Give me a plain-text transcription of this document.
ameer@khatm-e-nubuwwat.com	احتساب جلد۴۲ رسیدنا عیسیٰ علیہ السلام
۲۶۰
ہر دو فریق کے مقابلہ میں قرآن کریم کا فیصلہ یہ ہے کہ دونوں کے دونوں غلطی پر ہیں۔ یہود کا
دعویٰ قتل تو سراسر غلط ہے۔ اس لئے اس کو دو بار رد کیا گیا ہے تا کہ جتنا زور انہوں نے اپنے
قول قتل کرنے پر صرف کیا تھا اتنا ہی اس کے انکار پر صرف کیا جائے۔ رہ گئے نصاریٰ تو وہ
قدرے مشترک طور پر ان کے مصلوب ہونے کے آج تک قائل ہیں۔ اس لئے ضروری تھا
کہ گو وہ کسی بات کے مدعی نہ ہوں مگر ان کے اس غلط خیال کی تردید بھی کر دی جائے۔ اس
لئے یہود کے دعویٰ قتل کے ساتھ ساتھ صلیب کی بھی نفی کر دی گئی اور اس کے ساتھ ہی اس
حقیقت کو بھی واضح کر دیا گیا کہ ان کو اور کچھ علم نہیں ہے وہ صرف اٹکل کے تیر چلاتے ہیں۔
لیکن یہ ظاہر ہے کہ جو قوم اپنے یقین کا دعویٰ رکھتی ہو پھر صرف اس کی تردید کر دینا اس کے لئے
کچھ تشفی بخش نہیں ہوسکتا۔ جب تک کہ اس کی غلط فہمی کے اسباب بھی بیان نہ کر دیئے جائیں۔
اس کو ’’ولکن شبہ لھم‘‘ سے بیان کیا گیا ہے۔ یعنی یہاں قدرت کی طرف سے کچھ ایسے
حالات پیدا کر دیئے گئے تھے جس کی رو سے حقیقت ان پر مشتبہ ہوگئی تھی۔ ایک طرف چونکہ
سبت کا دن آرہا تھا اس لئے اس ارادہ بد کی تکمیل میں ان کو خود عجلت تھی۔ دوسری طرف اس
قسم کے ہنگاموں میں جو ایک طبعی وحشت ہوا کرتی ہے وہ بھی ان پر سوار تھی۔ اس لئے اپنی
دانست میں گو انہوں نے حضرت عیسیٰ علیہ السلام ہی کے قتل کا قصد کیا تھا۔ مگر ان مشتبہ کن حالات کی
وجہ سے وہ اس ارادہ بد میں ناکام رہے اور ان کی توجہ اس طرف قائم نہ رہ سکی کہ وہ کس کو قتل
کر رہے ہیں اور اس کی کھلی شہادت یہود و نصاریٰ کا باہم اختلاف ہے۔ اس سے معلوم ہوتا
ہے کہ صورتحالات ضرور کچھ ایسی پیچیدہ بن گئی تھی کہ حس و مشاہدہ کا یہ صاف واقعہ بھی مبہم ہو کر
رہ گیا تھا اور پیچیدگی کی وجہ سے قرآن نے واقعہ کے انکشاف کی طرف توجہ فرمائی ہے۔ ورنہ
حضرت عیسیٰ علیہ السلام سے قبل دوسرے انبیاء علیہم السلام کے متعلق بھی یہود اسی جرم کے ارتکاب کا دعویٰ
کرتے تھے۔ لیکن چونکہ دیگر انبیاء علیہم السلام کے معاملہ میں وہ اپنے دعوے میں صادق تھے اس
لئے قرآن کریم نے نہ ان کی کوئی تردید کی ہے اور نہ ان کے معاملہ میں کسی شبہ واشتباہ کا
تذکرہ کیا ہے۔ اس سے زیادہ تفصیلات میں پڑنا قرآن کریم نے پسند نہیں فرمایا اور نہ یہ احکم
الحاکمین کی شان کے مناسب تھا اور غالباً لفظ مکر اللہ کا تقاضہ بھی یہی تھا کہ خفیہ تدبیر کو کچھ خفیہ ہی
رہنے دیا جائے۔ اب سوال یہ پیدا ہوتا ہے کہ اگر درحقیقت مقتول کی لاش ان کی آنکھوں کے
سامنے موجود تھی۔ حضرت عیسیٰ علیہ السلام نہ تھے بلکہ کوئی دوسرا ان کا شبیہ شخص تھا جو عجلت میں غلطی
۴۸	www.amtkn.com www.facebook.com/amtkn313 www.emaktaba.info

--

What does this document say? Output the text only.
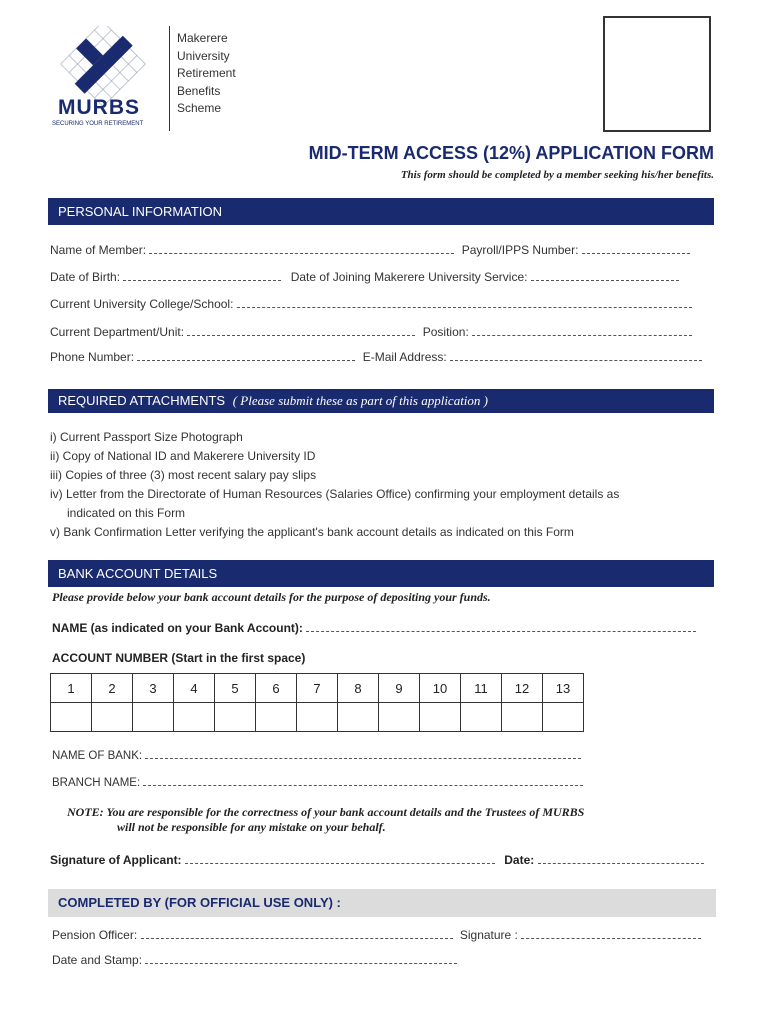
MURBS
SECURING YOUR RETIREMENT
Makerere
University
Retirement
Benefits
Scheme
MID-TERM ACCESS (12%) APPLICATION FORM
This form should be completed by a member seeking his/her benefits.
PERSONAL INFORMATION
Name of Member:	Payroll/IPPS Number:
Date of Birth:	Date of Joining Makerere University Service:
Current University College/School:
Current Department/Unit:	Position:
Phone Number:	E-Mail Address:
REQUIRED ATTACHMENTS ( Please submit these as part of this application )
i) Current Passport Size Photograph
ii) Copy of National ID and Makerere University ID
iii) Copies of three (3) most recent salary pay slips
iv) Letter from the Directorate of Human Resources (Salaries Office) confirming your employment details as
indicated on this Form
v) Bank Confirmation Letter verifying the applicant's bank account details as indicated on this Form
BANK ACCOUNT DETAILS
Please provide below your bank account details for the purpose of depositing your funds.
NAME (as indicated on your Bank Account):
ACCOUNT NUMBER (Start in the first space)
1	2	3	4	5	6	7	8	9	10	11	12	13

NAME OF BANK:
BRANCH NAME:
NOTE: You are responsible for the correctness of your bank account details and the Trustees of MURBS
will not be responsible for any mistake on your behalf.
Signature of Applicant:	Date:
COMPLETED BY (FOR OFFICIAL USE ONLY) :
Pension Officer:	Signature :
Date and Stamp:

▸ EXERCISE DETAILS
Each line that has the word "Makerere" should be copied.

▸ RESPONSE TO THIS EXERCISE
Makerere
Date of Birth:	Date of Joining Makerere University Service:
ii) Copy of National ID and Makerere University ID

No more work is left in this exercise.